--- START ---
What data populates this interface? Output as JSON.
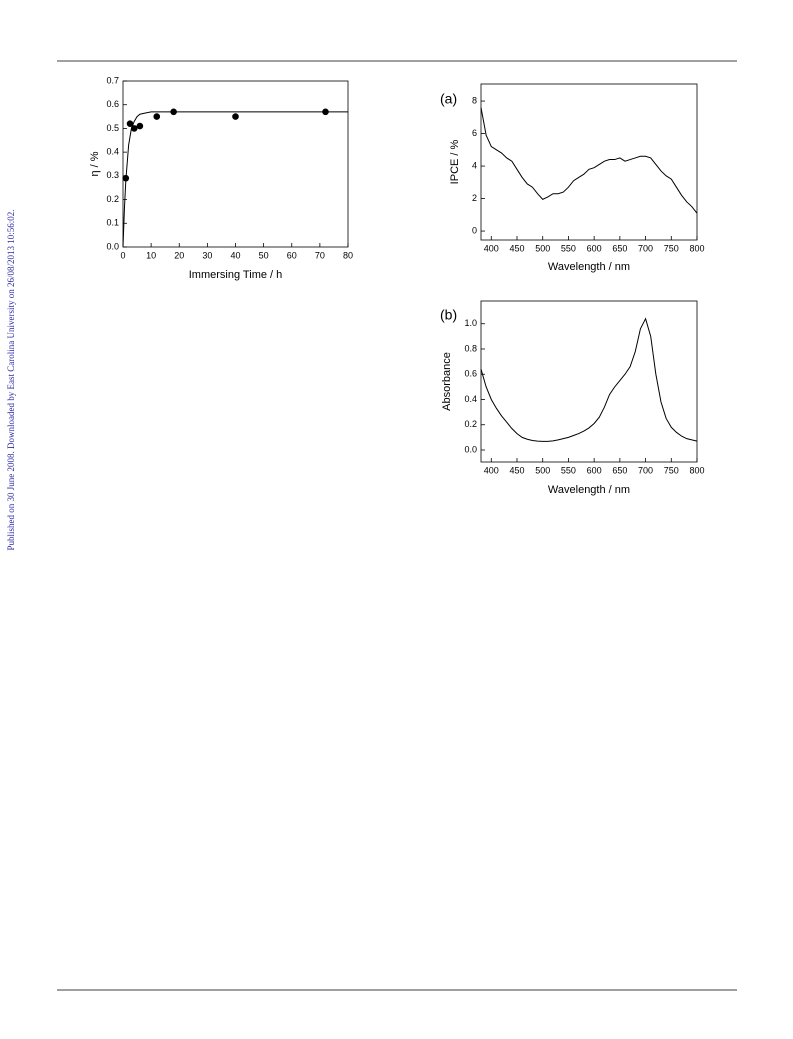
{
  "side_note": "Published on 30 June 2008. Downloaded by East Carolina University on 26/08/2013 10:56:02.",
  "chart_data": [
    {
      "type": "scatter",
      "x_label": "Immersing Time / h",
      "y_label": "η / %",
      "color": "#000000",
      "x": [
        1,
        2.5,
        4,
        6,
        12,
        18,
        40,
        72
      ],
      "values": [
        0.29,
        0.52,
        0.5,
        0.51,
        0.55,
        0.57,
        0.55,
        0.57
      ],
      "fit": {
        "x": [
          0,
          0.5,
          1,
          2,
          3,
          4,
          5,
          6,
          8,
          10,
          15,
          20,
          30,
          40,
          60,
          80
        ],
        "values": [
          0,
          0.16,
          0.28,
          0.43,
          0.5,
          0.53,
          0.55,
          0.56,
          0.565,
          0.57,
          0.57,
          0.57,
          0.57,
          0.57,
          0.57,
          0.57
        ]
      },
      "xlim": [
        0,
        80
      ],
      "ylim": [
        0,
        0.7
      ],
      "xticks": [
        0,
        10,
        20,
        30,
        40,
        50,
        60,
        70,
        80
      ],
      "yticks": [
        {
          "value": 0,
          "label": "0.0"
        },
        0.1,
        0.2,
        0.3,
        0.4,
        0.5,
        0.6,
        0.7
      ]
    },
    {
      "type": "line",
      "panel_label": "(a)",
      "x_label": "Wavelength / nm",
      "y_label": "IPCE / %",
      "color": "#000000",
      "x": [
        380,
        390,
        400,
        410,
        420,
        430,
        440,
        450,
        460,
        470,
        480,
        490,
        500,
        510,
        520,
        530,
        540,
        550,
        560,
        570,
        580,
        590,
        600,
        610,
        620,
        630,
        640,
        650,
        660,
        670,
        680,
        690,
        700,
        710,
        720,
        730,
        740,
        750,
        760,
        770,
        780,
        790,
        800
      ],
      "values": [
        7.6,
        5.9,
        5.2,
        5.0,
        4.8,
        4.5,
        4.3,
        3.8,
        3.3,
        2.9,
        2.7,
        2.3,
        1.95,
        2.1,
        2.3,
        2.3,
        2.4,
        2.7,
        3.1,
        3.3,
        3.5,
        3.8,
        3.9,
        4.1,
        4.3,
        4.4,
        4.4,
        4.5,
        4.3,
        4.4,
        4.5,
        4.6,
        4.6,
        4.5,
        4.1,
        3.7,
        3.4,
        3.2,
        2.7,
        2.2,
        1.8,
        1.5,
        1.1
      ],
      "xlim": [
        380,
        800
      ],
      "ylim": [
        -0.55,
        9.05
      ],
      "xticks": [
        400,
        450,
        500,
        550,
        600,
        650,
        700,
        750,
        800
      ],
      "yticks": [
        0,
        2,
        4,
        6,
        8
      ]
    },
    {
      "type": "line",
      "panel_label": "(b)",
      "x_label": "Wavelength / nm",
      "y_label": "Absorbance",
      "color": "#000000",
      "x": [
        380,
        390,
        400,
        410,
        420,
        430,
        440,
        450,
        460,
        470,
        480,
        490,
        500,
        510,
        520,
        530,
        540,
        550,
        560,
        570,
        580,
        590,
        600,
        610,
        620,
        630,
        640,
        650,
        660,
        670,
        680,
        690,
        700,
        710,
        720,
        730,
        740,
        750,
        760,
        770,
        780,
        790,
        800
      ],
      "values": [
        0.64,
        0.5,
        0.4,
        0.33,
        0.27,
        0.22,
        0.17,
        0.13,
        0.1,
        0.085,
        0.075,
        0.07,
        0.068,
        0.068,
        0.072,
        0.08,
        0.09,
        0.1,
        0.115,
        0.13,
        0.15,
        0.175,
        0.21,
        0.26,
        0.34,
        0.44,
        0.5,
        0.55,
        0.6,
        0.66,
        0.78,
        0.96,
        1.04,
        0.9,
        0.6,
        0.38,
        0.25,
        0.18,
        0.14,
        0.11,
        0.09,
        0.08,
        0.07
      ],
      "xlim": [
        380,
        800
      ],
      "ylim": [
        -0.095,
        1.18
      ],
      "xticks": [
        400,
        450,
        500,
        550,
        600,
        650,
        700,
        750,
        800
      ],
      "yticks": [
        {
          "value": 0,
          "label": "0.0"
        },
        0.2,
        0.4,
        0.6,
        0.8,
        {
          "value": 1,
          "label": "1.0"
        }
      ]
    }
  ]
}
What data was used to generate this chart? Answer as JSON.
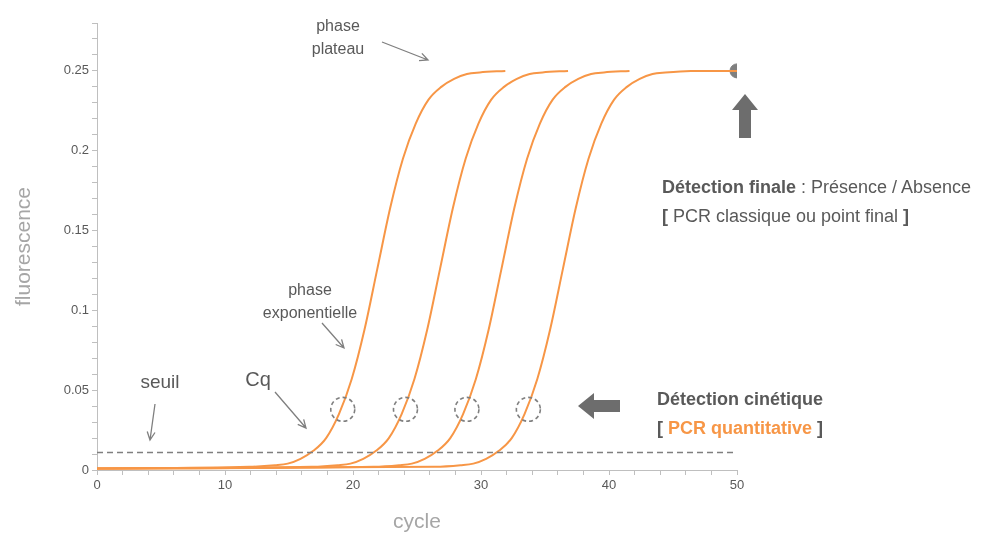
{
  "chart_data": {
    "type": "line",
    "xlabel": "cycle",
    "ylabel": "fluorescence",
    "xlim": [
      0,
      50
    ],
    "ylim": [
      0,
      0.28
    ],
    "xticks": [
      0,
      {
        "value": 2,
        "label": null
      },
      {
        "value": 4,
        "label": null
      },
      {
        "value": 6,
        "label": null
      },
      {
        "value": 8,
        "label": null
      },
      10,
      {
        "value": 12,
        "label": null
      },
      {
        "value": 14,
        "label": null
      },
      {
        "value": 16,
        "label": null
      },
      {
        "value": 18,
        "label": null
      },
      20,
      {
        "value": 22,
        "label": null
      },
      {
        "value": 24,
        "label": null
      },
      {
        "value": 26,
        "label": null
      },
      {
        "value": 28,
        "label": null
      },
      30,
      {
        "value": 32,
        "label": null
      },
      {
        "value": 34,
        "label": null
      },
      {
        "value": 36,
        "label": null
      },
      {
        "value": 38,
        "label": null
      },
      40,
      {
        "value": 42,
        "label": null
      },
      {
        "value": 44,
        "label": null
      },
      {
        "value": 46,
        "label": null
      },
      {
        "value": 48,
        "label": null
      },
      50
    ],
    "yticks": [
      0,
      {
        "value": 0.01,
        "label": null
      },
      {
        "value": 0.02,
        "label": null
      },
      {
        "value": 0.03,
        "label": null
      },
      {
        "value": 0.04,
        "label": null
      },
      0.05,
      {
        "value": 0.06,
        "label": null
      },
      {
        "value": 0.07,
        "label": null
      },
      {
        "value": 0.08,
        "label": null
      },
      {
        "value": 0.09,
        "label": null
      },
      0.1,
      {
        "value": 0.11,
        "label": null
      },
      {
        "value": 0.12,
        "label": null
      },
      {
        "value": 0.13,
        "label": null
      },
      {
        "value": 0.14,
        "label": null
      },
      0.15,
      {
        "value": 0.16,
        "label": null
      },
      {
        "value": 0.17,
        "label": null
      },
      {
        "value": 0.18,
        "label": null
      },
      {
        "value": 0.19,
        "label": null
      },
      0.2,
      {
        "value": 0.21,
        "label": null
      },
      {
        "value": 0.22,
        "label": null
      },
      {
        "value": 0.23,
        "label": null
      },
      {
        "value": 0.24,
        "label": null
      },
      0.25,
      {
        "value": 0.26,
        "label": null
      },
      {
        "value": 0.27,
        "label": null
      },
      {
        "value": 0.28,
        "label": null
      }
    ],
    "grid": false,
    "legend": false,
    "marker": "none",
    "line_style": "solid",
    "series": [
      {
        "color": "#f79646",
        "x": [
          0,
          11.9,
          13.9,
          14.9,
          15.9,
          16.9,
          17.9,
          18.9,
          19.9,
          20.9,
          21.9,
          22.9,
          23.9,
          24.9,
          25.9,
          26.9,
          27.9,
          28.9,
          29.9,
          31.9
        ],
        "values": [
          0.001,
          0.002,
          0.003,
          0.004,
          0.007,
          0.012,
          0.02,
          0.035,
          0.057,
          0.088,
          0.126,
          0.164,
          0.195,
          0.217,
          0.232,
          0.24,
          0.245,
          0.248,
          0.249,
          0.25
        ]
      },
      {
        "color": "#f79646",
        "x": [
          0,
          16.8,
          18.8,
          19.8,
          20.8,
          21.8,
          22.8,
          23.8,
          24.8,
          25.8,
          26.8,
          27.8,
          28.8,
          29.8,
          30.8,
          31.8,
          32.8,
          33.8,
          34.8,
          36.8
        ],
        "values": [
          0.001,
          0.002,
          0.003,
          0.004,
          0.007,
          0.012,
          0.02,
          0.035,
          0.057,
          0.088,
          0.126,
          0.164,
          0.195,
          0.217,
          0.232,
          0.24,
          0.245,
          0.248,
          0.249,
          0.25
        ]
      },
      {
        "color": "#f79646",
        "x": [
          0,
          21.6,
          23.6,
          24.6,
          25.6,
          26.6,
          27.6,
          28.6,
          29.6,
          30.6,
          31.6,
          32.6,
          33.6,
          34.6,
          35.6,
          36.6,
          37.6,
          38.6,
          39.6,
          41.6
        ],
        "values": [
          0.001,
          0.002,
          0.003,
          0.004,
          0.007,
          0.012,
          0.02,
          0.035,
          0.057,
          0.088,
          0.126,
          0.164,
          0.195,
          0.217,
          0.232,
          0.24,
          0.245,
          0.248,
          0.249,
          0.25
        ]
      },
      {
        "color": "#f79646",
        "x": [
          0,
          26.4,
          28.4,
          29.4,
          30.4,
          31.4,
          32.4,
          33.4,
          34.4,
          35.4,
          36.4,
          37.4,
          38.4,
          39.4,
          40.4,
          41.4,
          42.4,
          43.4,
          44.4,
          46.4,
          50
        ],
        "values": [
          0.001,
          0.002,
          0.003,
          0.004,
          0.007,
          0.012,
          0.02,
          0.035,
          0.057,
          0.088,
          0.126,
          0.164,
          0.195,
          0.217,
          0.232,
          0.24,
          0.245,
          0.248,
          0.249,
          0.25,
          0.25
        ]
      },
      {
        "type": "scatter",
        "color": "#7f7f7f",
        "marker": "circle",
        "line_style": "dashed",
        "x": [
          19.2,
          24.1,
          28.9,
          33.7
        ],
        "values": [
          0.038,
          0.038,
          0.038,
          0.038
        ]
      },
      {
        "type": "scatter",
        "color": "#7f7f7f",
        "marker": "circle",
        "x": [
          50
        ],
        "values": [
          0.25
        ]
      }
    ],
    "ref_lines": [
      {
        "axis": "y",
        "value": 0.011,
        "label": "seuil",
        "color": "#7f7f7f",
        "line_style": "dashed"
      }
    ],
    "annotations": [
      "phase plateau",
      "phase exponentielle",
      "Cq",
      "Détection finale : Présence / Absence",
      "[ PCR classique ou point final ]",
      "Détection cinétique",
      "[ PCR quantitative ]"
    ]
  }
}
--- END ---
## Directions for this task
Report all lines of the material that contain the word "What".

## Solution to this task
What data populates this interface? Output as JSON.
What data was used to generate this chart? Answer as JSON.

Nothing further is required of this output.